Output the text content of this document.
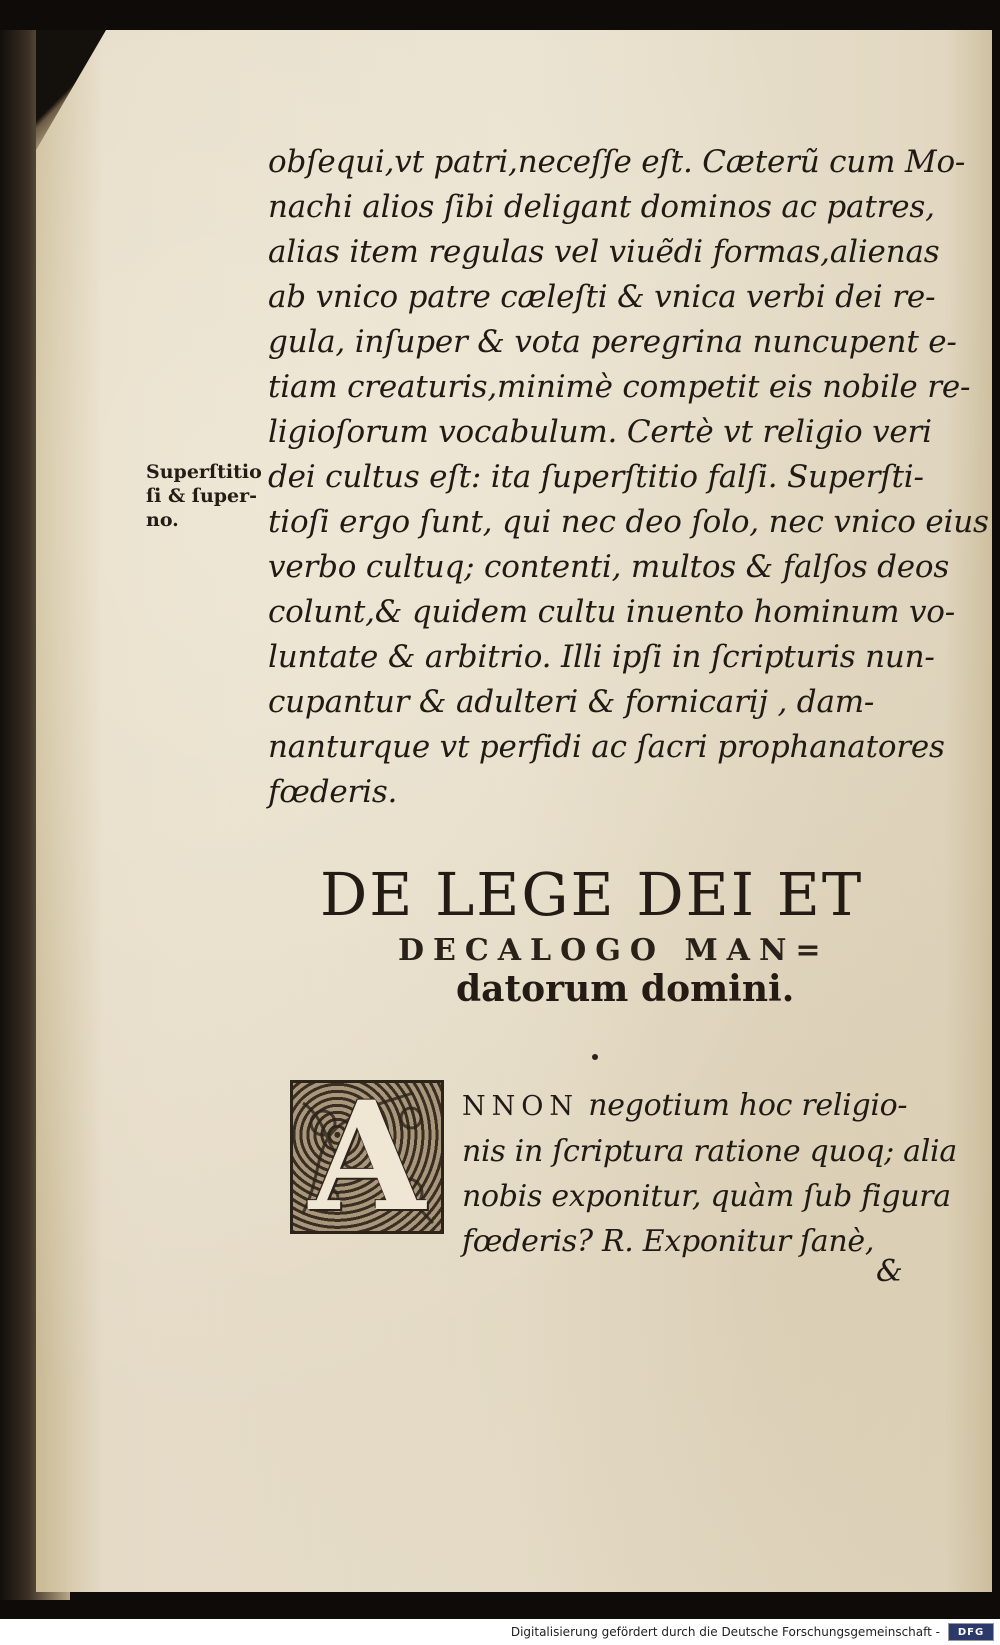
obſequi,vt patri,neceſſe eſt. Cæterũ cum Mo-
nachi alios ſibi deligant dominos ac patres,
alias item regulas vel viuẽdi formas,alienas
ab vnico patre cæleſti & vnica verbi dei re-
gula, inſuper & vota peregrina nuncupent e-
tiam creaturis,minimè competit eis nobile re-
ligioſorum vocabulum. Certè vt religio veri
dei cultus eſt: ita ſuperſtitio falſi. Superſti-
tioſi ergo ſunt, qui nec deo ſolo, nec vnico eius
verbo cultuq; contenti, multos & falſos deos
colunt,& quidem cultu inuento hominum vo-
luntate & arbitrio. Illi ipſi in ſcripturis nun-
cupantur & adulteri & fornicarij , dam-
nanturque vt perfidi ac ſacri prophanatores
fœderis.
Superſtitio
ſi & ſuper-
no.
DE LEGE DEI ET
DECALOGO MAN=
datorum domini.
A	NNON negotium hoc religio-
nis in ſcriptura ratione quoq; alia
nobis exponitur, quàm ſub figura
fœderis? R. Exponitur ſanè,
&
Digitalisierung gefördert durch die Deutsche Forschungsgemeinschaft -	DFG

Required work: Look through the material above. Copy each line where the word "religio" appears.

Output of the exercise:
ligioſorum vocabulum. Certè vt religio veri
A	NNON negotium hoc religio-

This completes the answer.